WORK TO DO:
Rewrite all the records below, putting "clickable" in place of every "interactable" and leaving everything else the same.

_ _ _

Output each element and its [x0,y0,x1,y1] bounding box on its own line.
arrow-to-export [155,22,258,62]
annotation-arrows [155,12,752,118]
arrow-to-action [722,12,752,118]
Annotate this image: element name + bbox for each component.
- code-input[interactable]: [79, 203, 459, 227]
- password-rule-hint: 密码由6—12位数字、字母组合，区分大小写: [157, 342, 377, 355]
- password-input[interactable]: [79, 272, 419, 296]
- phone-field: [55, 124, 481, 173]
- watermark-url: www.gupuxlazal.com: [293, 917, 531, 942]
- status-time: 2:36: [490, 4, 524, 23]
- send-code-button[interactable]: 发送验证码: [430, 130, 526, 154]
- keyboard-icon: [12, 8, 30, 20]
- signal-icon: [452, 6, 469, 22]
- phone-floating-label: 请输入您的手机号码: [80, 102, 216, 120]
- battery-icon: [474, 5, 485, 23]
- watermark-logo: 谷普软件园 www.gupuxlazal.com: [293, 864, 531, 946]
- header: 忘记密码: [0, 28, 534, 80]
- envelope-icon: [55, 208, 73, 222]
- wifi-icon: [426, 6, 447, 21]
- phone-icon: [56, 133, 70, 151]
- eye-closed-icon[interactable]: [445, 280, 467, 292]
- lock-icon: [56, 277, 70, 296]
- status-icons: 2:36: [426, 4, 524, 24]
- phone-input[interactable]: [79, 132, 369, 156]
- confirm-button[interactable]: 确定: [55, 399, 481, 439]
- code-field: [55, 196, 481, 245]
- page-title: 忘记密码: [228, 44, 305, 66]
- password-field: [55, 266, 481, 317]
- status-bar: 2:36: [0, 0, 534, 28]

_ _ _

WORKED SOLUTION:
Output each element and its [x0,y0,x1,y1] bounding box on its own line.
arrow-to-export [155,22,258,62]
annotation-arrows [155,12,752,118]
arrow-to-action [722,12,752,118]
Annotate this image: element name + bbox for each component.
- code-input[clickable]: [79, 203, 459, 227]
- password-rule-hint: 密码由6—12位数字、字母组合，区分大小写: [157, 342, 377, 355]
- password-input[clickable]: [79, 272, 419, 296]
- phone-field: [55, 124, 481, 173]
- watermark-url: www.gupuxlazal.com: [293, 917, 531, 942]
- status-time: 2:36: [490, 4, 524, 23]
- send-code-button[clickable]: 发送验证码: [430, 130, 526, 154]
- keyboard-icon: [12, 8, 30, 20]
- signal-icon: [452, 6, 469, 22]
- phone-floating-label: 请输入您的手机号码: [80, 102, 216, 120]
- battery-icon: [474, 5, 485, 23]
- watermark-logo: 谷普软件园 www.gupuxlazal.com: [293, 864, 531, 946]
- header: 忘记密码: [0, 28, 534, 80]
- envelope-icon: [55, 208, 73, 222]
- wifi-icon: [426, 6, 447, 21]
- phone-icon: [56, 133, 70, 151]
- eye-closed-icon[clickable]: [445, 280, 467, 292]
- lock-icon: [56, 277, 70, 296]
- status-icons: 2:36: [426, 4, 524, 24]
- phone-input[clickable]: [79, 132, 369, 156]
- confirm-button[clickable]: 确定: [55, 399, 481, 439]
- code-field: [55, 196, 481, 245]
- page-title: 忘记密码: [228, 44, 305, 66]
- password-field: [55, 266, 481, 317]
- status-bar: 2:36: [0, 0, 534, 28]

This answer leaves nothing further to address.